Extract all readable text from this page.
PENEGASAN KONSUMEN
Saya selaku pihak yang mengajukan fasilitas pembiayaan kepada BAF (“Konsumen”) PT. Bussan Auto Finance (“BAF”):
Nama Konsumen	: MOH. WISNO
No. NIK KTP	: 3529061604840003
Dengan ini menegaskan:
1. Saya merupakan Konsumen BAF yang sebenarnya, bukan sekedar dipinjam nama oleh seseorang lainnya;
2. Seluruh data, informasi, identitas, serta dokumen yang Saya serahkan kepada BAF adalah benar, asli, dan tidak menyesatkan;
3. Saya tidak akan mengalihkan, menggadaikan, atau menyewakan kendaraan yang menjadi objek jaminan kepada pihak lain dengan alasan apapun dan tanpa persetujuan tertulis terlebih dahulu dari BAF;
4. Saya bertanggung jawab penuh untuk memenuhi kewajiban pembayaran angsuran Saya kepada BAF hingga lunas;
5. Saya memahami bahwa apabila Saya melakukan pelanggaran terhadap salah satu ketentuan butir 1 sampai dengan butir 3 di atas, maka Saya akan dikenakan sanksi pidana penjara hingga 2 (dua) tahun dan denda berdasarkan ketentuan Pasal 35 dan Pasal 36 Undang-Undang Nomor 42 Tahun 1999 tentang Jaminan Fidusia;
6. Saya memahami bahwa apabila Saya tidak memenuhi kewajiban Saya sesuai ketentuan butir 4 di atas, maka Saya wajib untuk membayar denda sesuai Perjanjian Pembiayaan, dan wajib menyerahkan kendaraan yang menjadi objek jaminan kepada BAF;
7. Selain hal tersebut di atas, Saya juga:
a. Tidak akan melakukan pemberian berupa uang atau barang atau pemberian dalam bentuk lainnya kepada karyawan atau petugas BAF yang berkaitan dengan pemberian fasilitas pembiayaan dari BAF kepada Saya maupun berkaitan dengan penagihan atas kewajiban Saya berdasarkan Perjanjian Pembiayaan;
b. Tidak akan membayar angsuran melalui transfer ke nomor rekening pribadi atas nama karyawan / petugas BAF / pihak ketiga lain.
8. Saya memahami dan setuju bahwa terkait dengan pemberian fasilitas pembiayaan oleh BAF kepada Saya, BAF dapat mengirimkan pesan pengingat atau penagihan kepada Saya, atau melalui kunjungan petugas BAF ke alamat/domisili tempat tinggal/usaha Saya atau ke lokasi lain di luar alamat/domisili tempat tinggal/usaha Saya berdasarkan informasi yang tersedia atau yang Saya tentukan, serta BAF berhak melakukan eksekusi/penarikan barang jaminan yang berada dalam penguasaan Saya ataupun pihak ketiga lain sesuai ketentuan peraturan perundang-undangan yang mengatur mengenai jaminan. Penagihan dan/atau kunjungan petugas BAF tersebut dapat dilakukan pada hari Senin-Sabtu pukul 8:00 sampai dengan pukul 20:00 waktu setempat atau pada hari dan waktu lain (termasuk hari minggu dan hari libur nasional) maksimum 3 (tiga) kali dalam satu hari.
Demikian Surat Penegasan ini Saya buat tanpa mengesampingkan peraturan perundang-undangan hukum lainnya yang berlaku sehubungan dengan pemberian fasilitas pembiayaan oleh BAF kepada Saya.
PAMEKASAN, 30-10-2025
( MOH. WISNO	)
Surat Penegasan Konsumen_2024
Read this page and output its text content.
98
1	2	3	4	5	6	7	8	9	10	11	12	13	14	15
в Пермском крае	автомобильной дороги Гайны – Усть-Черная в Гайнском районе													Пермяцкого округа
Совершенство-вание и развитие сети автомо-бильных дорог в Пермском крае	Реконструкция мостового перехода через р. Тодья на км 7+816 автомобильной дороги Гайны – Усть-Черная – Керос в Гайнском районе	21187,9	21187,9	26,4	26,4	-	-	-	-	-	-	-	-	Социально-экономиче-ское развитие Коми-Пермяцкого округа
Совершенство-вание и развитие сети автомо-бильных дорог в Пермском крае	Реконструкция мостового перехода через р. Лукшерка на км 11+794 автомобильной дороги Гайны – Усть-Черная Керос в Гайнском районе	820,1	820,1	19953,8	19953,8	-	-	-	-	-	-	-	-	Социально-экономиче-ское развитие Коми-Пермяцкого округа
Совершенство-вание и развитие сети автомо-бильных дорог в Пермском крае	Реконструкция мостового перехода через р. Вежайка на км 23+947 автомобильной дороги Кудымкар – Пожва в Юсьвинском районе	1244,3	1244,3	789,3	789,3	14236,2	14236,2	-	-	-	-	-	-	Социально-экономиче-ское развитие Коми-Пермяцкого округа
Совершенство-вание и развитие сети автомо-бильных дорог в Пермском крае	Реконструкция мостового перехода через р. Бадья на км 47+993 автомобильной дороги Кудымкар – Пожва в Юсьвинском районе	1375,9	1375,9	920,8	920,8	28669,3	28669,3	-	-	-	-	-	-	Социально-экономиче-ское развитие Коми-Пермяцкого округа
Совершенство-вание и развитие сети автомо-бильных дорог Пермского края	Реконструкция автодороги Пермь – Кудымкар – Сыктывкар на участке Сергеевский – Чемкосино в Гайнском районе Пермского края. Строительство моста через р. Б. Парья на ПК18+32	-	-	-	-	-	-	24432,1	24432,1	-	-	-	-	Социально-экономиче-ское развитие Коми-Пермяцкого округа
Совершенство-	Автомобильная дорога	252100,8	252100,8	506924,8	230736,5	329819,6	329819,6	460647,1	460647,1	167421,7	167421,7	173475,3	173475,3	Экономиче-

WHAT YOU NEED TO DO
Pull every line containing the word "membayar" out of the material.

REPLY TO THE TASK
6. Saya memahami bahwa apabila Saya tidak memenuhi kewajiban Saya sesuai ketentuan butir 4 di atas, maka Saya wajib untuk membayar denda sesuai Perjanjian Pembiayaan, dan wajib menyerahkan kendaraan yang menjadi objek jaminan kepada BAF;
b. Tidak akan membayar angsuran melalui transfer ke nomor rekening pribadi atas nama karyawan / petugas BAF / pihak ketiga lain.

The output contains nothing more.